WHAT YOU ARE ASKED TO DO
Print the entries verbatim, leaving out the images they contain.

(Data listing)

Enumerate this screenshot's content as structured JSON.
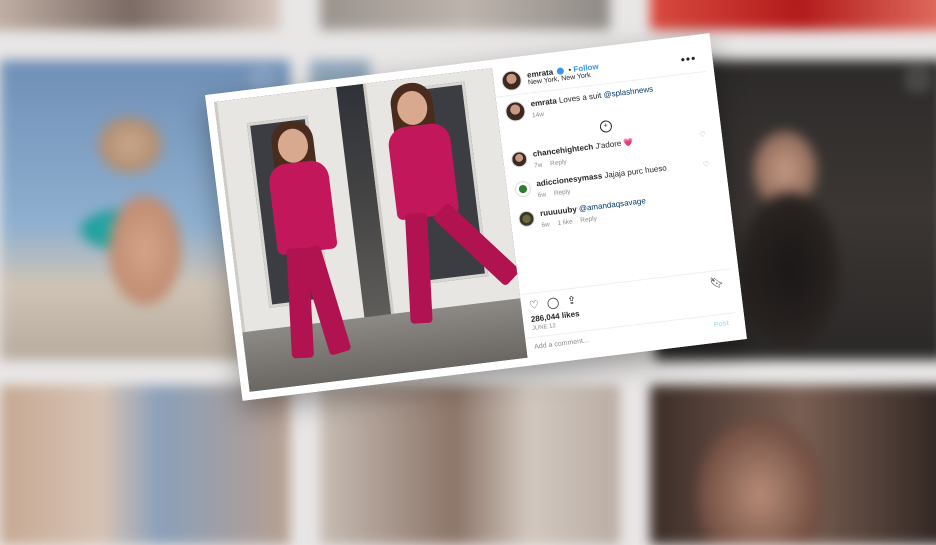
{
  "post": {
    "username": "emrata",
    "follow_label": "Follow",
    "location": "New York, New York",
    "caption": "Loves a suit",
    "caption_mention": "@splashnews",
    "caption_time": "14w",
    "comments": [
      {
        "user": "chancehightech",
        "text": "J'adore 💗",
        "time": "7w",
        "reply": "Reply",
        "likes": ""
      },
      {
        "user": "adiccionesymass",
        "text": "Jajaja purc hueso",
        "time": "6w",
        "reply": "Reply",
        "likes": ""
      },
      {
        "user": "ruuuuuby",
        "text": "@amandaqsavage",
        "time": "6w",
        "reply": "Reply",
        "likes": "1 like"
      }
    ],
    "likes": "286,044 likes",
    "date": "JUNE 12",
    "add_comment_placeholder": "Add a comment...",
    "post_button": "Post"
  },
  "icons": {
    "more": "more-options-icon",
    "heart": "heart-icon",
    "comment": "comment-icon",
    "share": "share-icon",
    "save": "bookmark-icon"
  }
}
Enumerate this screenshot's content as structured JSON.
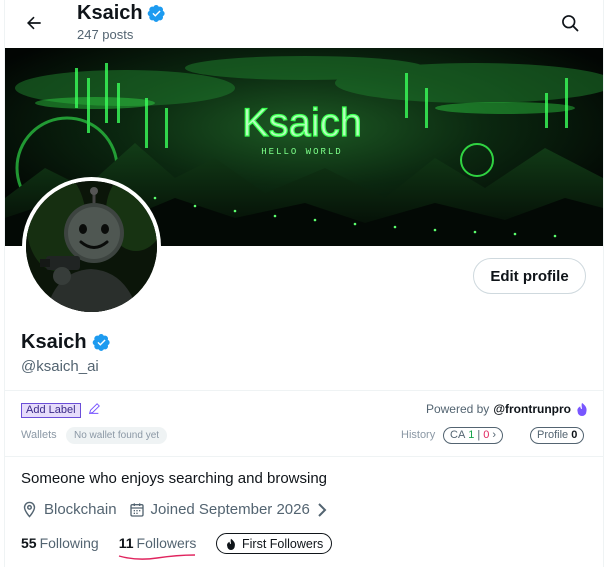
{
  "header": {
    "name": "Ksaich",
    "posts": "247 posts"
  },
  "banner": {
    "title": "Ksaich",
    "subtitle": "HELLO WORLD"
  },
  "profile": {
    "name": "Ksaich",
    "handle": "@ksaich_ai",
    "edit_label": "Edit profile"
  },
  "plugin": {
    "add_label": "Add Label",
    "powered_by": "Powered by",
    "powered_handle": "@frontrunpro",
    "wallets_label": "Wallets",
    "no_wallet": "No wallet found yet",
    "history_label": "History",
    "ca_label": "CA",
    "ca_green": "1",
    "ca_red": "0",
    "profile_label": "Profile",
    "profile_count": "0"
  },
  "bio": "Someone who enjoys searching and browsing",
  "meta": {
    "location": "Blockchain",
    "joined": "Joined September 2026"
  },
  "stats": {
    "following_count": "55",
    "following_label": "Following",
    "followers_count": "11",
    "followers_label": "Followers",
    "first_followers": "First Followers"
  },
  "colors": {
    "verified": "#1d9bf0",
    "accent_purple": "#7856ff",
    "neon_green": "#39ff4f"
  }
}
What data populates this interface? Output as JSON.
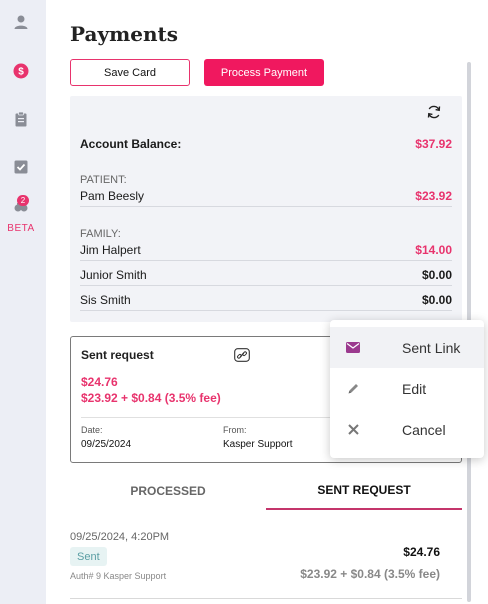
{
  "sidebar": {
    "items": [
      {
        "icon": "person-icon"
      },
      {
        "icon": "dollar-icon"
      },
      {
        "icon": "clipboard-icon"
      },
      {
        "icon": "checkbox-icon"
      },
      {
        "icon": "beta-icon",
        "badge": "2",
        "label": "BETA"
      }
    ]
  },
  "page": {
    "title": "Payments"
  },
  "actions": {
    "save_card": "Save Card",
    "process_payment": "Process Payment"
  },
  "balance": {
    "account_label": "Account Balance:",
    "account_value": "$37.92",
    "patient_section": "PATIENT:",
    "patient_name": "Pam Beesly",
    "patient_value": "$23.92",
    "family_section": "FAMILY:",
    "family": [
      {
        "name": "Jim Halpert",
        "value": "$14.00"
      },
      {
        "name": "Junior Smith",
        "value": "$0.00"
      },
      {
        "name": "Sis Smith",
        "value": "$0.00"
      }
    ]
  },
  "request": {
    "title": "Sent request",
    "amount": "$24.76",
    "breakdown": "$23.92 + $0.84 (3.5% fee)",
    "date_label": "Date:",
    "date_value": "09/25/2024",
    "from_label": "From:",
    "from_value": "Kasper Support"
  },
  "menu": {
    "items": [
      "Sent Link",
      "Edit",
      "Cancel"
    ]
  },
  "tabs": {
    "processed": "PROCESSED",
    "sent": "SENT REQUEST"
  },
  "transaction": {
    "date": "09/25/2024, 4:20PM",
    "status": "Sent",
    "auth": "Auth# 9 Kasper Support",
    "amount": "$24.76",
    "breakdown": "$23.92 + $0.84 (3.5% fee)"
  },
  "colors": {
    "accent": "#e8336d",
    "primary_button": "#f0185f",
    "rail": "#eceef5"
  }
}
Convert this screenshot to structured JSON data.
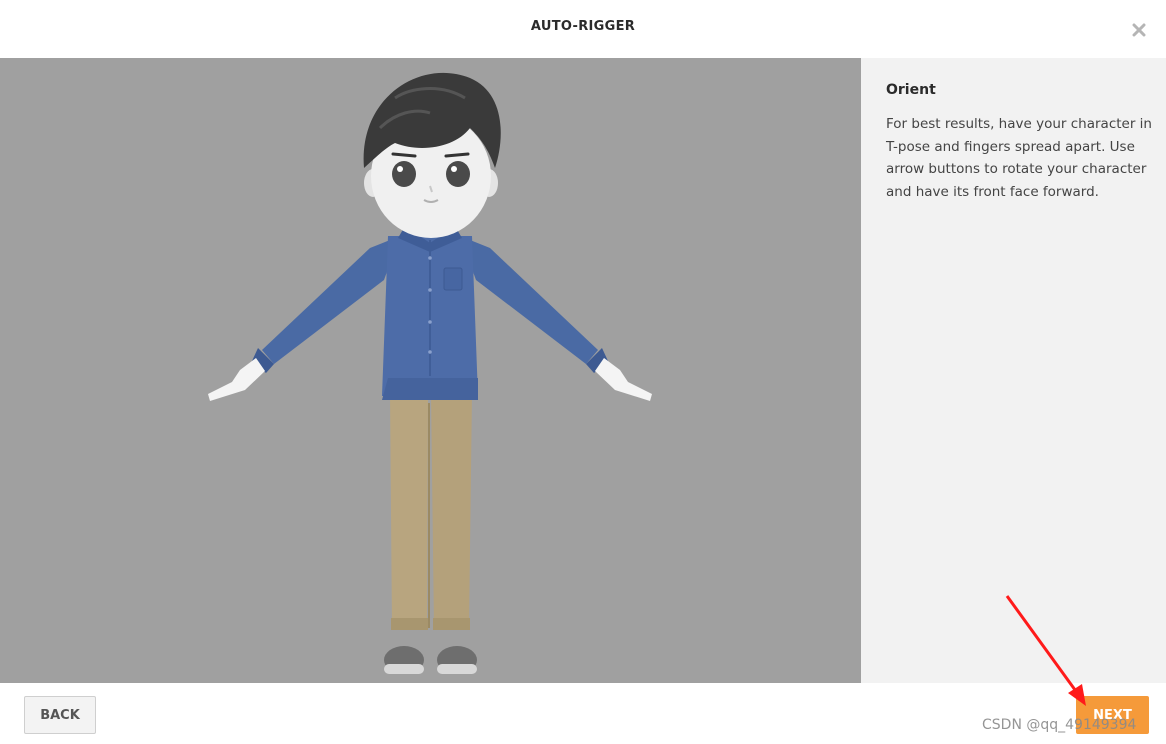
{
  "header": {
    "title": "AUTO-RIGGER",
    "close_icon": "close-icon"
  },
  "viewport": {
    "background": "#a0a0a0",
    "model_icon": "character-model"
  },
  "sidebar": {
    "heading": "Orient",
    "body": "For best results, have your character in T-pose and fingers spread apart. Use arrow buttons to rotate your character and have its front face forward."
  },
  "footer": {
    "back_label": "BACK",
    "next_label": "NEXT",
    "watermark": "CSDN @qq_49149394"
  },
  "colors": {
    "accent": "#f59a3a",
    "annotation_arrow": "#ff1a1a",
    "viewport": "#a0a0a0",
    "panel": "#f2f2f2"
  }
}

ANSWER FOR THE TASK
Enumerate this screenshot's content as structured JSON.
{
  "post": {
    "username": "emrata",
    "follow_label": "Follow",
    "location": "New York, New York",
    "caption": "Loves a suit",
    "caption_mention": "@splashnews",
    "caption_time": "14w",
    "comments": [
      {
        "user": "chancehightech",
        "text": "J'adore 💗",
        "time": "7w",
        "reply": "Reply",
        "likes": ""
      },
      {
        "user": "adiccionesymass",
        "text": "Jajaja purc hueso",
        "time": "6w",
        "reply": "Reply",
        "likes": ""
      },
      {
        "user": "ruuuuuby",
        "text": "@amandaqsavage",
        "time": "6w",
        "reply": "Reply",
        "likes": "1 like"
      }
    ],
    "likes": "286,044 likes",
    "date": "JUNE 12",
    "add_comment_placeholder": "Add a comment...",
    "post_button": "Post"
  },
  "icons": {
    "more": "more-options-icon",
    "heart": "heart-icon",
    "comment": "comment-icon",
    "share": "share-icon",
    "save": "bookmark-icon"
  }
}
Enumerate this screenshot's content as structured JSON.
{
  "header": {
    "name": "Ksaich",
    "posts": "247 posts"
  },
  "banner": {
    "title": "Ksaich",
    "subtitle": "HELLO WORLD"
  },
  "profile": {
    "name": "Ksaich",
    "handle": "@ksaich_ai",
    "edit_label": "Edit profile"
  },
  "plugin": {
    "add_label": "Add Label",
    "powered_by": "Powered by",
    "powered_handle": "@frontrunpro",
    "wallets_label": "Wallets",
    "no_wallet": "No wallet found yet",
    "history_label": "History",
    "ca_label": "CA",
    "ca_green": "1",
    "ca_red": "0",
    "profile_label": "Profile",
    "profile_count": "0"
  },
  "bio": "Someone who enjoys searching and browsing",
  "meta": {
    "location": "Blockchain",
    "joined": "Joined September 2026"
  },
  "stats": {
    "following_count": "55",
    "following_label": "Following",
    "followers_count": "11",
    "followers_label": "Followers",
    "first_followers": "First Followers"
  },
  "colors": {
    "verified": "#1d9bf0",
    "accent_purple": "#7856ff",
    "neon_green": "#39ff4f"
  }
}
What data populates this interface? Output as JSON.
{
  "sidebar": {
    "items": [
      {
        "icon": "person-icon"
      },
      {
        "icon": "dollar-icon"
      },
      {
        "icon": "clipboard-icon"
      },
      {
        "icon": "checkbox-icon"
      },
      {
        "icon": "beta-icon",
        "badge": "2",
        "label": "BETA"
      }
    ]
  },
  "page": {
    "title": "Payments"
  },
  "actions": {
    "save_card": "Save Card",
    "process_payment": "Process Payment"
  },
  "balance": {
    "account_label": "Account Balance:",
    "account_value": "$37.92",
    "patient_section": "PATIENT:",
    "patient_name": "Pam Beesly",
    "patient_value": "$23.92",
    "family_section": "FAMILY:",
    "family": [
      {
        "name": "Jim Halpert",
        "value": "$14.00"
      },
      {
        "name": "Junior Smith",
        "value": "$0.00"
      },
      {
        "name": "Sis Smith",
        "value": "$0.00"
      }
    ]
  },
  "request": {
    "title": "Sent request",
    "amount": "$24.76",
    "breakdown": "$23.92 + $0.84 (3.5% fee)",
    "date_label": "Date:",
    "date_value": "09/25/2024",
    "from_label": "From:",
    "from_value": "Kasper Support"
  },
  "menu": {
    "items": [
      "Sent Link",
      "Edit",
      "Cancel"
    ]
  },
  "tabs": {
    "processed": "PROCESSED",
    "sent": "SENT REQUEST"
  },
  "transaction": {
    "date": "09/25/2024, 4:20PM",
    "status": "Sent",
    "auth": "Auth# 9 Kasper Support",
    "amount": "$24.76",
    "breakdown": "$23.92 + $0.84 (3.5% fee)"
  },
  "colors": {
    "accent": "#e8336d",
    "primary_button": "#f0185f",
    "rail": "#eceef5"
  }
}
Convert this screenshot to structured JSON data.
{
  "header": {
    "title": "AUTO-RIGGER",
    "close_icon": "close-icon"
  },
  "viewport": {
    "background": "#a0a0a0",
    "model_icon": "character-model"
  },
  "sidebar": {
    "heading": "Orient",
    "body": "For best results, have your character in T-pose and fingers spread apart. Use arrow buttons to rotate your character and have its front face forward."
  },
  "footer": {
    "back_label": "BACK",
    "next_label": "NEXT",
    "watermark": "CSDN @qq_49149394"
  },
  "colors": {
    "accent": "#f59a3a",
    "annotation_arrow": "#ff1a1a",
    "viewport": "#a0a0a0",
    "panel": "#f2f2f2"
  }
}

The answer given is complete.